Dataset entries:

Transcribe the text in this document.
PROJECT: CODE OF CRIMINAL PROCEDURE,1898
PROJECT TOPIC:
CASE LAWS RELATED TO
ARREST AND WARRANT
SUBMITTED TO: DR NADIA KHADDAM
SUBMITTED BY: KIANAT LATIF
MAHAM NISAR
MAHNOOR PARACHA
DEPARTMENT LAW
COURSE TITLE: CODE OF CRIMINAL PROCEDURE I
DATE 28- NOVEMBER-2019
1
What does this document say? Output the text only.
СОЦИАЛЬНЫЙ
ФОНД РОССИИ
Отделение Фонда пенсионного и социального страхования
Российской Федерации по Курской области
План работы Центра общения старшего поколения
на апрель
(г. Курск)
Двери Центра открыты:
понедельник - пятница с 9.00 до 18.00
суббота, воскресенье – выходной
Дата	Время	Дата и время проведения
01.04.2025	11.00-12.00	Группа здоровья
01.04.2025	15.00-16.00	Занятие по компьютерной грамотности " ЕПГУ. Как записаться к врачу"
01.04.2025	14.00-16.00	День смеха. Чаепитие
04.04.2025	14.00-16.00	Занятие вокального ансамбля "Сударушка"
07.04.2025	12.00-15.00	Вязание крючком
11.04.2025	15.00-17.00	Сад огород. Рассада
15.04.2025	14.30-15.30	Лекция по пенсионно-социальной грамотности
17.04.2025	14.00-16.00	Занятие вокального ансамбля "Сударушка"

_Do this_
Copy all the records above precisely.

_Finished answer_
Transcribe the text in this document.
PROJECT: CODE OF CRIMINAL PROCEDURE,1898
PROJECT TOPIC:
CASE LAWS RELATED TO
ARREST AND WARRANT
SUBMITTED TO: DR NADIA KHADDAM
SUBMITTED BY: KIANAT LATIF
MAHAM NISAR
MAHNOOR PARACHA
DEPARTMENT LAW
COURSE TITLE: CODE OF CRIMINAL PROCEDURE I
DATE 28- NOVEMBER-2019
1
What does this document say? Output the text only.
СОЦИАЛЬНЫЙ
ФОНД РОССИИ
Отделение Фонда пенсионного и социального страхования
Российской Федерации по Курской области
План работы Центра общения старшего поколения
на апрель
(г. Курск)
Двери Центра открыты:
понедельник - пятница с 9.00 до 18.00
суббота, воскресенье – выходной
Дата	Время	Дата и время проведения
01.04.2025	11.00-12.00	Группа здоровья
01.04.2025	15.00-16.00	Занятие по компьютерной грамотности " ЕПГУ. Как записаться к врачу"
01.04.2025	14.00-16.00	День смеха. Чаепитие
04.04.2025	14.00-16.00	Занятие вокального ансамбля "Сударушка"
07.04.2025	12.00-15.00	Вязание крючком
11.04.2025	15.00-17.00	Сад огород. Рассада
15.04.2025	14.30-15.30	Лекция по пенсионно-социальной грамотности
17.04.2025	14.00-16.00	Занятие вокального ансамбля "Сударушка"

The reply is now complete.